__AIM OF THE EXERCISE__
Wherever "Total" appears in the records below, copy the line that holds it.

__DATA PROVIDED__
##############################

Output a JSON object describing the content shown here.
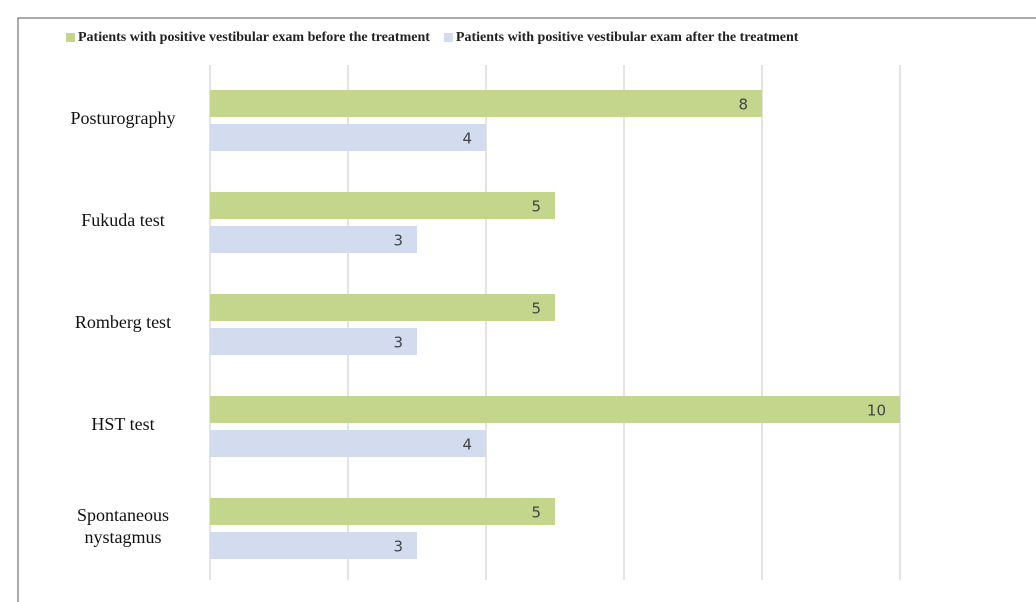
{
  "chart_data": {
    "type": "bar",
    "orientation": "horizontal",
    "categories": [
      "Posturography",
      "Fukuda test",
      "Romberg test",
      "HST test",
      "Spontaneous nystagmus"
    ],
    "series": [
      {
        "name": "Patients with positive vestibular exam before the treatment",
        "color": "#c4d68c",
        "values": [
          8,
          5,
          5,
          10,
          5
        ]
      },
      {
        "name": "Patients with positive vestibular exam after the treatment",
        "color": "#d3dcee",
        "values": [
          4,
          3,
          3,
          4,
          3
        ]
      }
    ],
    "xlim": [
      0,
      12
    ],
    "xticks": [
      0,
      2,
      4,
      6,
      8,
      10,
      12
    ],
    "grid": true,
    "legend": "top"
  }
}
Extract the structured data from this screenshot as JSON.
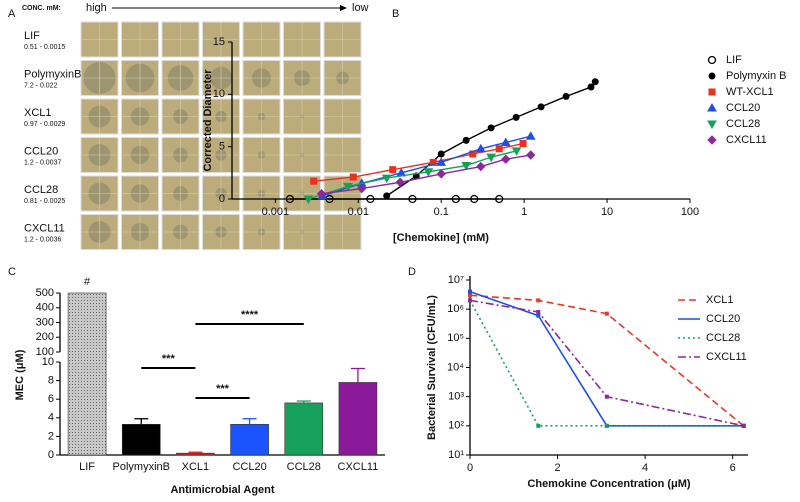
{
  "panel_a": {
    "panel_label": "A",
    "conc_label": "CONC. mM:",
    "high": "high",
    "low": "low",
    "rows": [
      {
        "name": "LIF",
        "range": "0.51 - 0.0015"
      },
      {
        "name": "PolymyxinB",
        "range": "7.2 - 0.022"
      },
      {
        "name": "XCL1",
        "range": "0.97 - 0.0029"
      },
      {
        "name": "CCL20",
        "range": "1.2 - 0.0037"
      },
      {
        "name": "CCL28",
        "range": "0.81 - 0.0025"
      },
      {
        "name": "CXCL11",
        "range": "1.2 - 0.0036"
      }
    ]
  },
  "chart_data": [
    {
      "type": "scatter",
      "panel_label": "B",
      "x_label": "[Chemokine] (mM)",
      "y_label": "Corrected Diameter",
      "xscale": "log",
      "xlim": [
        0.0003,
        100
      ],
      "xticks": [
        0.001,
        0.01,
        0.1,
        1,
        10,
        100
      ],
      "ylim": [
        0,
        15
      ],
      "yticks": [
        0,
        5,
        10,
        15
      ],
      "legend": "right",
      "series": [
        {
          "name": "LIF",
          "color": "#000000",
          "marker": "circle-open",
          "x": [
            0.0015,
            0.0045,
            0.014,
            0.045,
            0.15,
            0.25,
            0.5
          ],
          "values": [
            0,
            0,
            0,
            0,
            0,
            0,
            0
          ]
        },
        {
          "name": "Polymyxin B",
          "color": "#000000",
          "marker": "circle",
          "x": [
            0.022,
            0.05,
            0.1,
            0.2,
            0.4,
            0.8,
            1.6,
            3.2,
            6.4,
            7.2
          ],
          "values": [
            0.3,
            2.2,
            4.3,
            5.6,
            6.8,
            7.8,
            8.8,
            9.8,
            10.7,
            11.2
          ]
        },
        {
          "name": "WT-XCL1",
          "color": "#e8321e",
          "marker": "square",
          "x": [
            0.0029,
            0.0087,
            0.026,
            0.08,
            0.24,
            0.5,
            0.97
          ],
          "values": [
            1.7,
            2.1,
            2.8,
            3.5,
            4.3,
            4.8,
            5.3
          ]
        },
        {
          "name": "CCL20",
          "color": "#1f4fe8",
          "marker": "triangle",
          "x": [
            0.0037,
            0.011,
            0.033,
            0.1,
            0.3,
            0.6,
            1.2
          ],
          "values": [
            0.3,
            1.5,
            2.5,
            3.5,
            4.8,
            5.4,
            6.0
          ]
        },
        {
          "name": "CCL28",
          "color": "#17a05a",
          "marker": "triangle-down",
          "x": [
            0.0025,
            0.0075,
            0.022,
            0.07,
            0.2,
            0.4,
            0.81
          ],
          "values": [
            0,
            1.2,
            2.0,
            2.6,
            3.2,
            4.0,
            4.6
          ]
        },
        {
          "name": "CXCL11",
          "color": "#8a2a9a",
          "marker": "diamond",
          "x": [
            0.0036,
            0.011,
            0.032,
            0.1,
            0.3,
            0.6,
            1.2
          ],
          "values": [
            0.5,
            1.0,
            1.6,
            2.4,
            3.1,
            3.8,
            4.2
          ]
        }
      ]
    },
    {
      "type": "bar",
      "panel_label": "C",
      "x_label": "Antimicrobial Agent",
      "y_label": "MEC (μM)",
      "ylim": [
        0,
        500
      ],
      "ybreak": [
        10,
        100
      ],
      "yticks": [
        0,
        2,
        4,
        6,
        8,
        10,
        100,
        200,
        300,
        400,
        500
      ],
      "categories": [
        "LIF",
        "PolymyxinB",
        "XCL1",
        "CCL20",
        "CCL28",
        "CXCL11"
      ],
      "values": [
        500,
        3.3,
        0.2,
        3.3,
        5.6,
        7.8
      ],
      "errors": [
        0,
        0.6,
        0.1,
        0.6,
        0.2,
        1.5
      ],
      "colors": [
        "#bdbdbd",
        "#000000",
        "#e02020",
        "#1a53ff",
        "#17a05a",
        "#8a1a9a"
      ],
      "annotations": [
        {
          "label": "#",
          "at": 0
        },
        {
          "label": "***",
          "from": 1,
          "to": 2
        },
        {
          "label": "****",
          "from": 2,
          "to": 4
        },
        {
          "label": "***",
          "from": 2,
          "to": 3
        }
      ]
    },
    {
      "type": "line",
      "panel_label": "D",
      "x_label": "Chemokine Concentration (μM)",
      "y_label": "Bacterial Survival (CFU/mL)",
      "yscale": "log",
      "xlim": [
        0,
        6.35
      ],
      "xticks": [
        0,
        2,
        4,
        6
      ],
      "ylim": [
        10,
        10000000
      ],
      "yticks": [
        {
          "value": 10,
          "label": "10¹"
        },
        {
          "value": 100,
          "label": "10²"
        },
        {
          "value": 1000,
          "label": "10³"
        },
        {
          "value": 10000,
          "label": "10⁴"
        },
        {
          "value": 100000,
          "label": "10⁵"
        },
        {
          "value": 1000000,
          "label": "10⁶"
        },
        {
          "value": 10000000,
          "label": "10⁷"
        }
      ],
      "legend": "upper right",
      "series": [
        {
          "name": "XCL1",
          "color": "#e03a2a",
          "dash": "7 4",
          "x": [
            0,
            1.56,
            3.125,
            6.25
          ],
          "values": [
            3000000,
            2000000,
            700000,
            100
          ]
        },
        {
          "name": "CCL20",
          "color": "#1f4fe8",
          "dash": "",
          "x": [
            0,
            1.56,
            3.125,
            6.25
          ],
          "values": [
            4000000,
            600000,
            100,
            100
          ]
        },
        {
          "name": "CCL28",
          "color": "#17a05a",
          "dash": "2 3",
          "x": [
            0,
            1.56,
            3.125,
            6.25
          ],
          "values": [
            2000000,
            100,
            100,
            100
          ]
        },
        {
          "name": "CXCL11",
          "color": "#8a2a9a",
          "dash": "8 3 2 3",
          "x": [
            0,
            1.56,
            3.125,
            6.25
          ],
          "values": [
            2000000,
            800000,
            1000,
            100
          ]
        }
      ]
    }
  ]
}
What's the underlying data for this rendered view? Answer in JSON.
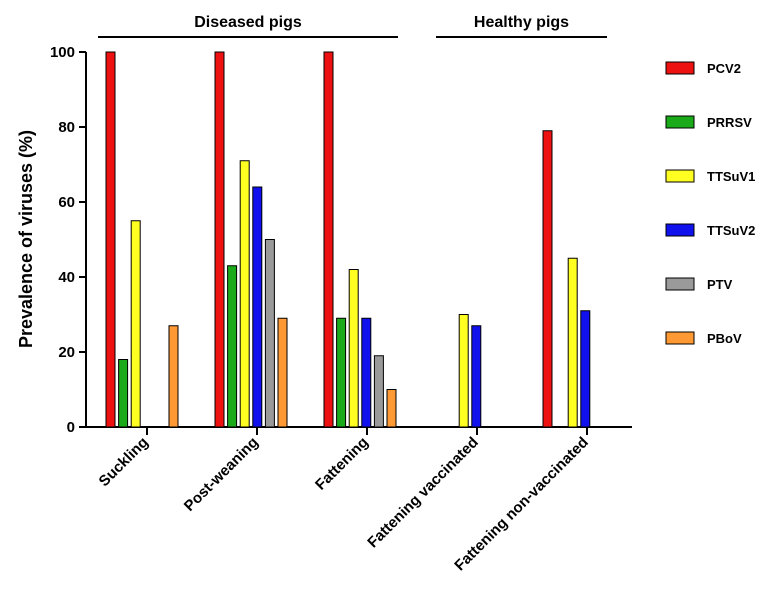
{
  "chart_data": {
    "type": "bar",
    "ylabel": "Prevalence of viruses (%)",
    "xlabel": "",
    "ylim": [
      0,
      100
    ],
    "yticks": [
      0,
      20,
      40,
      60,
      80,
      100
    ],
    "categories": [
      "Suckling",
      "Post-weaning",
      "Fattening",
      "Fattening vaccinated",
      "Fattening non-vaccinated"
    ],
    "category_groups": [
      {
        "label": "Diseased pigs",
        "categories": [
          "Suckling",
          "Post-weaning",
          "Fattening"
        ]
      },
      {
        "label": "Healthy pigs",
        "categories": [
          "Fattening vaccinated",
          "Fattening non-vaccinated"
        ]
      }
    ],
    "legend_position": "right",
    "grid": false,
    "series": [
      {
        "name": "PCV2",
        "color": "#ee1111",
        "values": [
          100,
          100,
          100,
          0,
          79
        ]
      },
      {
        "name": "PRRSV",
        "color": "#1aaa1a",
        "values": [
          18,
          43,
          29,
          0,
          0
        ]
      },
      {
        "name": "TTSuV1",
        "color": "#ffff22",
        "values": [
          55,
          71,
          42,
          30,
          45
        ]
      },
      {
        "name": "TTSuV2",
        "color": "#1111ee",
        "values": [
          0,
          64,
          29,
          27,
          31
        ]
      },
      {
        "name": "PTV",
        "color": "#9a9a9a",
        "values": [
          0,
          50,
          19,
          0,
          0
        ]
      },
      {
        "name": "PBoV",
        "color": "#ff9933",
        "values": [
          27,
          29,
          10,
          0,
          0
        ]
      }
    ]
  }
}
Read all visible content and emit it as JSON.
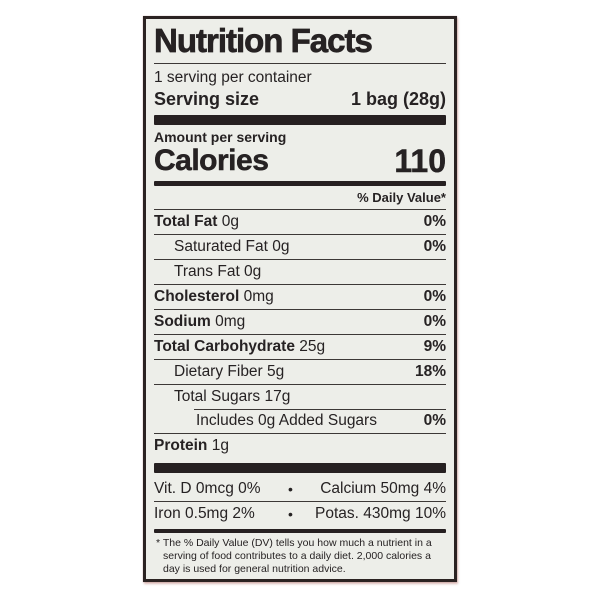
{
  "label": {
    "title": "Nutrition Facts",
    "servings_per_container": "1 serving per container",
    "serving_size_label": "Serving size",
    "serving_size_value": "1 bag (28g)",
    "amount_per_serving": "Amount per serving",
    "calories_label": "Calories",
    "calories_value": "110",
    "daily_value_header": "% Daily Value*",
    "rows": [
      {
        "name": "Total Fat",
        "amount": "0g",
        "dv": "0%",
        "bold": true,
        "indent": 0
      },
      {
        "name": "Saturated Fat",
        "amount": "0g",
        "dv": "0%",
        "bold": false,
        "indent": 1
      },
      {
        "name": "Trans Fat",
        "amount": "0g",
        "dv": "",
        "bold": false,
        "indent": 1
      },
      {
        "name": "Cholesterol",
        "amount": "0mg",
        "dv": "0%",
        "bold": true,
        "indent": 0
      },
      {
        "name": "Sodium",
        "amount": "0mg",
        "dv": "0%",
        "bold": true,
        "indent": 0
      },
      {
        "name": "Total Carbohydrate",
        "amount": "25g",
        "dv": "9%",
        "bold": true,
        "indent": 0
      },
      {
        "name": "Dietary Fiber",
        "amount": "5g",
        "dv": "18%",
        "bold": false,
        "indent": 1
      },
      {
        "name": "Total Sugars",
        "amount": "17g",
        "dv": "",
        "bold": false,
        "indent": 1
      },
      {
        "name": "Includes 0g Added Sugars",
        "amount": "",
        "dv": "0%",
        "bold": false,
        "indent": 2,
        "partial_rule": true
      },
      {
        "name": "Protein",
        "amount": "1g",
        "dv": "",
        "bold": true,
        "indent": 0
      }
    ],
    "bullet": "•",
    "micronutrients": [
      {
        "left": "Vit. D 0mcg 0%",
        "right": "Calcium 50mg 4%"
      },
      {
        "left": "Iron 0.5mg 2%",
        "right": "Potas. 430mg 10%"
      }
    ],
    "footnote_marker": "*",
    "footnote": "The % Daily Value (DV) tells you how much a nutrient in a serving of food contributes to a daily diet. 2,000 calories a day is used for general nutrition advice."
  },
  "colors": {
    "label_background": "#edeee9",
    "ink": "#262223",
    "rule": "#3c3836",
    "bar": "#262021",
    "border": "#2b2322"
  }
}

##############################

__RESULT FOR THIS TASK__
        "name": "Total Fat",
        "name": "Total Carbohydrate",
        "name": "Total Sugars",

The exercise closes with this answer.